** Job **
Check each line of the records for "محمد"; collect those that have it.

────

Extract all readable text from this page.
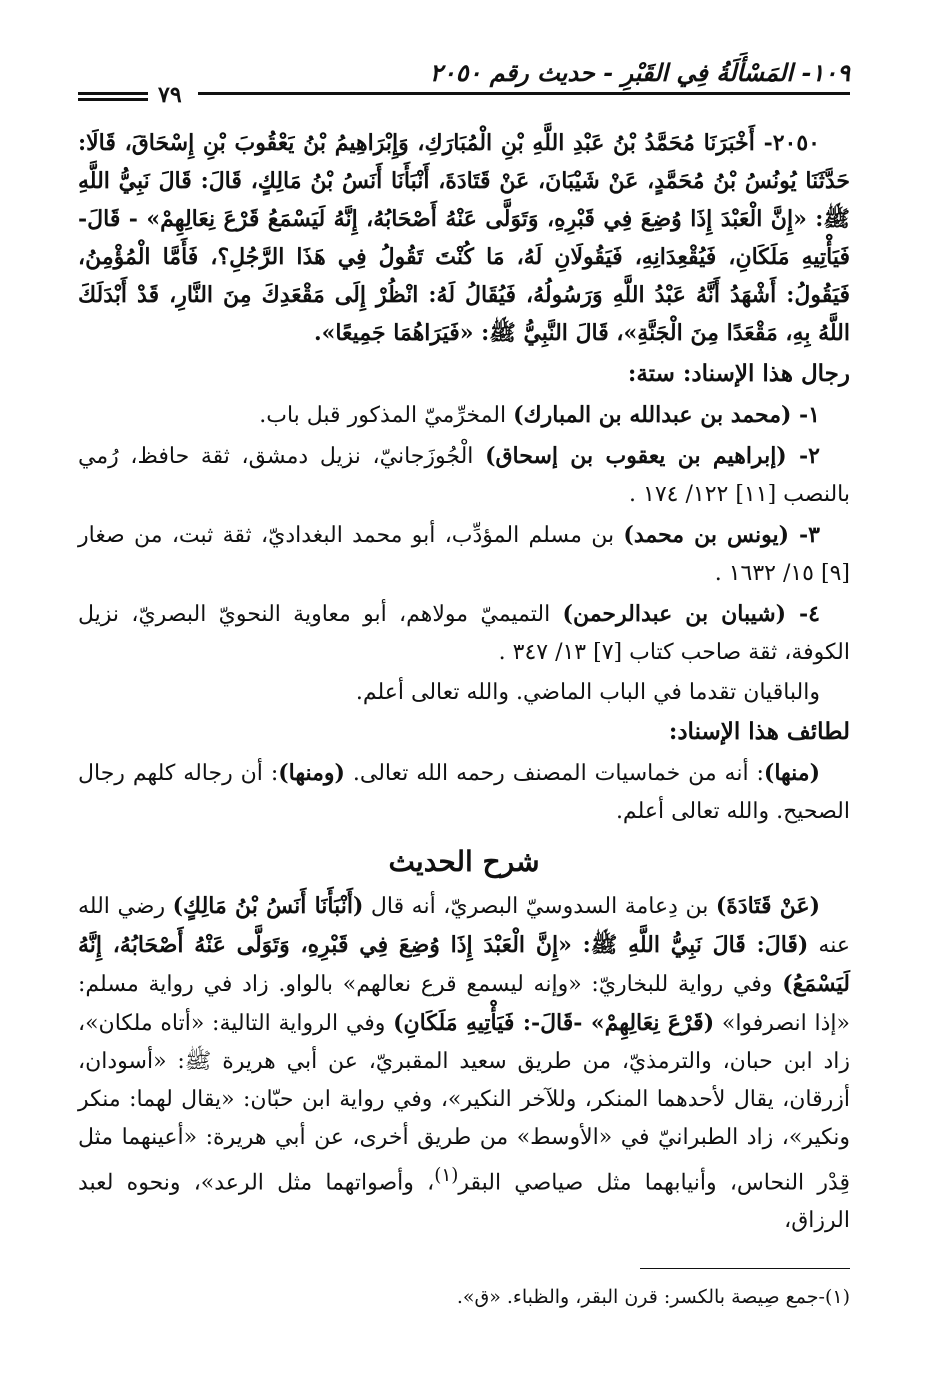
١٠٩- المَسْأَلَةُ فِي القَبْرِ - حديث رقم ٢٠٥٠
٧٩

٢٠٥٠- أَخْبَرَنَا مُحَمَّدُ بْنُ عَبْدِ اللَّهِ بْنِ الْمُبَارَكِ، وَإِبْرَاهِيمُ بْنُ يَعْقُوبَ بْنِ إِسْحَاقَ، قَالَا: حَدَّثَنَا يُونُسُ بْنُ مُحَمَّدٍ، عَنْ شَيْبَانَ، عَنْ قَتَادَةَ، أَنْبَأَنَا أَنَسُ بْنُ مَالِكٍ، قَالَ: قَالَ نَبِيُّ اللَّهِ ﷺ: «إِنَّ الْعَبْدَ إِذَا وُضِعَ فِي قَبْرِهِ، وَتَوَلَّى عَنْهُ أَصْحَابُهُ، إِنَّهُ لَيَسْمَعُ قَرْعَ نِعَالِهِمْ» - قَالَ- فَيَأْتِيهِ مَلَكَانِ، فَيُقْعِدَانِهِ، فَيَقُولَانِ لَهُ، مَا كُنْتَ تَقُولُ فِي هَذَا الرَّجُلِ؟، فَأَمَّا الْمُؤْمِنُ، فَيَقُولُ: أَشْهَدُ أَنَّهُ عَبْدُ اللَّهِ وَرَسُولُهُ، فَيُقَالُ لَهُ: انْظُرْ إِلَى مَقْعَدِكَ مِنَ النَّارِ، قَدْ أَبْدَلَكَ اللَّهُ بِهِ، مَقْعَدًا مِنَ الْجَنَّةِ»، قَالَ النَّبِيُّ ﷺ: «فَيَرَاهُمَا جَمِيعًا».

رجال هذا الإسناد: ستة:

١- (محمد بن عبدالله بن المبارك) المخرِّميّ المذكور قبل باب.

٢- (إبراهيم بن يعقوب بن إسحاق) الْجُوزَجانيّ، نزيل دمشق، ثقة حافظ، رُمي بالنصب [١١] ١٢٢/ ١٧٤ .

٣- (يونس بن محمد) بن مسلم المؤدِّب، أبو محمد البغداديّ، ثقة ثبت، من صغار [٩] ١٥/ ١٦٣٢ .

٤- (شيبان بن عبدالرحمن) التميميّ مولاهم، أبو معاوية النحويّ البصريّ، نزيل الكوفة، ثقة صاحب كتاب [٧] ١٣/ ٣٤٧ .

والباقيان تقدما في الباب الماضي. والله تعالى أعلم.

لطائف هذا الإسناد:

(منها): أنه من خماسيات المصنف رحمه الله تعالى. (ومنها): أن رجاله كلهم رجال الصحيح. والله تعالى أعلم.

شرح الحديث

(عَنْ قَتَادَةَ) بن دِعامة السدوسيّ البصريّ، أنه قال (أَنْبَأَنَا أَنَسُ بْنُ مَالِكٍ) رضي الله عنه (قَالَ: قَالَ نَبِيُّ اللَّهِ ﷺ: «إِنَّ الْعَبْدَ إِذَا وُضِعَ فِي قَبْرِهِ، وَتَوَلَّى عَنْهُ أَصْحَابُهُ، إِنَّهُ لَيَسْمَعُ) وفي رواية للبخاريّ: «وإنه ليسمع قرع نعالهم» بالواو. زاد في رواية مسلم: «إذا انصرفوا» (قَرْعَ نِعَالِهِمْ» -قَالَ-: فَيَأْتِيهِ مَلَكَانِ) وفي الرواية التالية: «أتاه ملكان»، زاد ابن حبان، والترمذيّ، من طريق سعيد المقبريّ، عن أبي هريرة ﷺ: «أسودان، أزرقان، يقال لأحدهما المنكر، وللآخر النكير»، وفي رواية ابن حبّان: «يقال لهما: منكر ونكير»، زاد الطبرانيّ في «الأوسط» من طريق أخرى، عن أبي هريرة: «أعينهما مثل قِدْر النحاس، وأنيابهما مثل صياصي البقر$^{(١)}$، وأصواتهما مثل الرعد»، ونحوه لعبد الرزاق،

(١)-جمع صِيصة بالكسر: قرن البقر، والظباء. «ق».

────

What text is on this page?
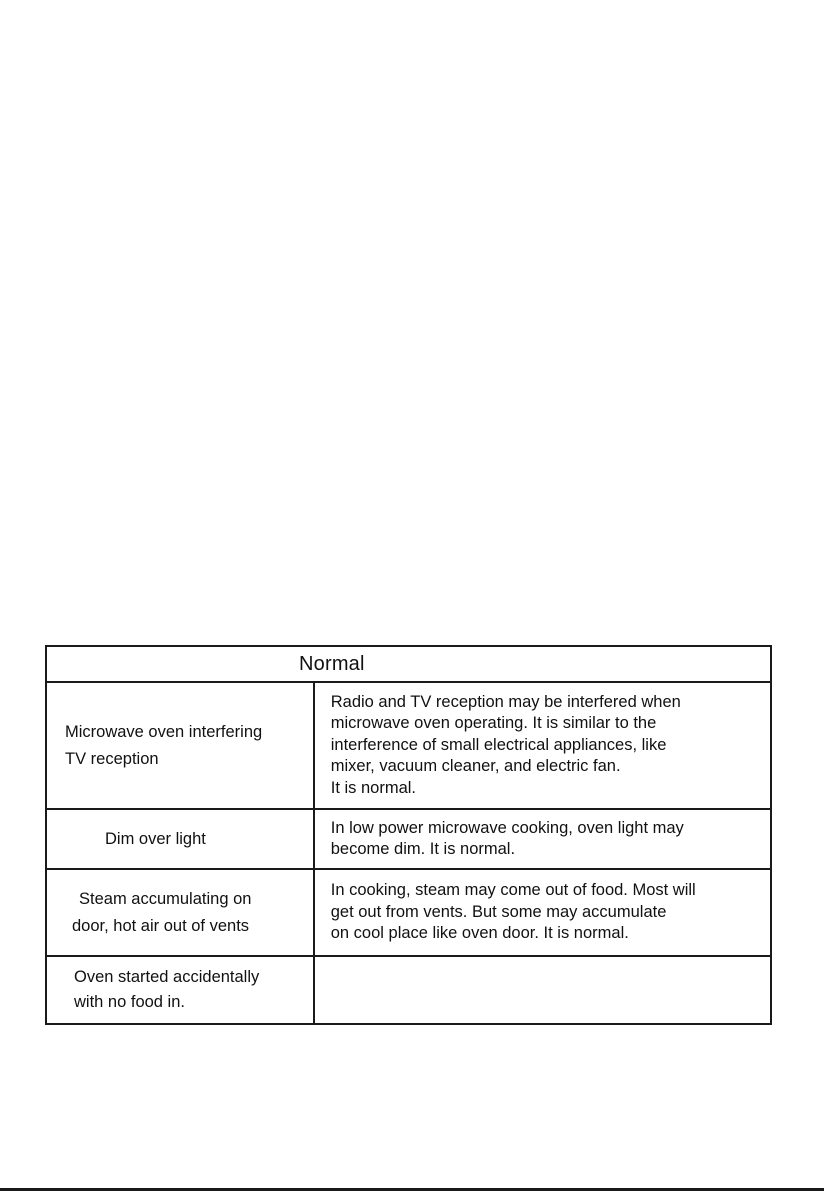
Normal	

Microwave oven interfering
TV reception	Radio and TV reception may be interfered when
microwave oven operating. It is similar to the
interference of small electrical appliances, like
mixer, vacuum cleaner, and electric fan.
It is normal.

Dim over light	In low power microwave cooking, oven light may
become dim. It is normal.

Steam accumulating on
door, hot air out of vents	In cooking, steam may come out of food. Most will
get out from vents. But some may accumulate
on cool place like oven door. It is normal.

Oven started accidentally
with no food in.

────

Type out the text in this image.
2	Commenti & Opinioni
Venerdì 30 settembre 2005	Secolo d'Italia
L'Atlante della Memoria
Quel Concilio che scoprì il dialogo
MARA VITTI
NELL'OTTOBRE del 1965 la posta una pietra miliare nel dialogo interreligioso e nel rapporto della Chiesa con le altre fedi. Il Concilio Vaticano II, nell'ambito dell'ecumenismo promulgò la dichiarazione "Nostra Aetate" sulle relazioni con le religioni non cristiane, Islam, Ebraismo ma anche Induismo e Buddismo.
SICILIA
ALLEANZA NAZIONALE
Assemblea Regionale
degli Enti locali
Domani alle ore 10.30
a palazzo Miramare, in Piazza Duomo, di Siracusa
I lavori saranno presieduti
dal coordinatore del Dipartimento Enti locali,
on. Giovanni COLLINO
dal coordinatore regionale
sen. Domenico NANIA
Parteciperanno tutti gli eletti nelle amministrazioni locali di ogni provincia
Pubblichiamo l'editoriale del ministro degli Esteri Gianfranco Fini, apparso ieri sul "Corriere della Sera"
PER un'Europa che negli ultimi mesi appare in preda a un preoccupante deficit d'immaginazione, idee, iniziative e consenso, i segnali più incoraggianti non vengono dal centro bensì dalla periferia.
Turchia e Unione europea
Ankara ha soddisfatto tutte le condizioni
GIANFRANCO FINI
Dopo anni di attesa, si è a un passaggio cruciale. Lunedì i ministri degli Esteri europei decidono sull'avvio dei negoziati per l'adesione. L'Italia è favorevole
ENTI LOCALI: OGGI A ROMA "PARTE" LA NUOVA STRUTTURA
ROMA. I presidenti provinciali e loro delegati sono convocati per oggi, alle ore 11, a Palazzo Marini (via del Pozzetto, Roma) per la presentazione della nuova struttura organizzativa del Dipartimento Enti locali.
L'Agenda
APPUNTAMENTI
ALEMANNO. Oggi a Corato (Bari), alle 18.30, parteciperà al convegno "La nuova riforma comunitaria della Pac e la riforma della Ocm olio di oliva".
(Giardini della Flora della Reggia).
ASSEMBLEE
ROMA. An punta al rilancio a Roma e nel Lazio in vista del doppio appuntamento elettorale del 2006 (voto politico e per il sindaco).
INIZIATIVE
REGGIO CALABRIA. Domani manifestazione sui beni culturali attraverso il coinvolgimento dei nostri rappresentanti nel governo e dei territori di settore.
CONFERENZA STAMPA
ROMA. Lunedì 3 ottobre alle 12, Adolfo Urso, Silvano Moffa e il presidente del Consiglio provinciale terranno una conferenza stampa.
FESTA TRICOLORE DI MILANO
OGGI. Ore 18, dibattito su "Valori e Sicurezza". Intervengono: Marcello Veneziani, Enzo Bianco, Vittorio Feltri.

────

** Task answer **
١- (محمد بن عبدالله بن المبارك) المخرِّميّ المذكور قبل باب.
٣- (يونس بن محمد) بن مسلم المؤدِّب، أبو محمد البغداديّ، ثقة ثبت، من صغار [٩] ١٥/ ١٦٣٢ .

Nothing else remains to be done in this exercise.